# [Material for this exercise]

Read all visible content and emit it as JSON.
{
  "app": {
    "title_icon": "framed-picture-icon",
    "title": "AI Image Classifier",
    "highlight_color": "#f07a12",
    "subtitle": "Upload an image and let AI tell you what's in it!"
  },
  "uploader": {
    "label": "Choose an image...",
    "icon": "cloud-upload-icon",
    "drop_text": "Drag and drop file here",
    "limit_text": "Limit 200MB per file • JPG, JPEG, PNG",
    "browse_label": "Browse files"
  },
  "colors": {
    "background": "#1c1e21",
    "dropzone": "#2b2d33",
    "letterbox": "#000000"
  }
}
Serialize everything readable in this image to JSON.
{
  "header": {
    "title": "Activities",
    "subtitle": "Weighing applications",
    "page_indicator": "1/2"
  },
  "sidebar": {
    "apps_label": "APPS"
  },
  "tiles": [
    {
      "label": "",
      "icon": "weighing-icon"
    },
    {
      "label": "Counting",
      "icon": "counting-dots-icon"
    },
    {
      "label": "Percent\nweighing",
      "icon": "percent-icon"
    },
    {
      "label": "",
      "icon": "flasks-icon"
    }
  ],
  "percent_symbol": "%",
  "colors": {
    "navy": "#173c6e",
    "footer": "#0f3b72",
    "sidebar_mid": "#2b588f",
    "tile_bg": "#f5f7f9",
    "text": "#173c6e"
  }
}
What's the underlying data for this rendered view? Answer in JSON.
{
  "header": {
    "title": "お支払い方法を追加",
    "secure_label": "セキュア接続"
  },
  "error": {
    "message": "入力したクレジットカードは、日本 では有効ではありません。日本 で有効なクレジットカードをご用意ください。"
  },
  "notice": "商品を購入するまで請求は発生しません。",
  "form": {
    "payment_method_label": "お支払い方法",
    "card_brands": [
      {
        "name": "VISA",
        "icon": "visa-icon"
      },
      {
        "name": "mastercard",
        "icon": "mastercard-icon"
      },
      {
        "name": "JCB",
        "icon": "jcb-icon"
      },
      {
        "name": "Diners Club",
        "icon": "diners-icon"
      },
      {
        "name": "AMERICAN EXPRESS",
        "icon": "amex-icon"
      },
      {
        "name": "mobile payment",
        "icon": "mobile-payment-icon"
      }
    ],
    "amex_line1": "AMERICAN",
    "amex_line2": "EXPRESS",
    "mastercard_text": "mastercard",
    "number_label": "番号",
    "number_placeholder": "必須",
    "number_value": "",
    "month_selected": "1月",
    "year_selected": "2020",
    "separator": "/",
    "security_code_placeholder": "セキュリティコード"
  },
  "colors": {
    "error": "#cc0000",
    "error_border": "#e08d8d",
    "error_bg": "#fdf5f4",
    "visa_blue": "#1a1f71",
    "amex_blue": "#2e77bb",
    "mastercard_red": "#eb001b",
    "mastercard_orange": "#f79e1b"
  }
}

# [Your instructions]
Take every line from the records above that has the word "name" and copy it.

# [Task output]
        "name": "VISA",
        "name": "mastercard",
        "name": "JCB",
        "name": "Diners Club",
        "name": "AMERICAN EXPRESS",
        "name": "mobile payment",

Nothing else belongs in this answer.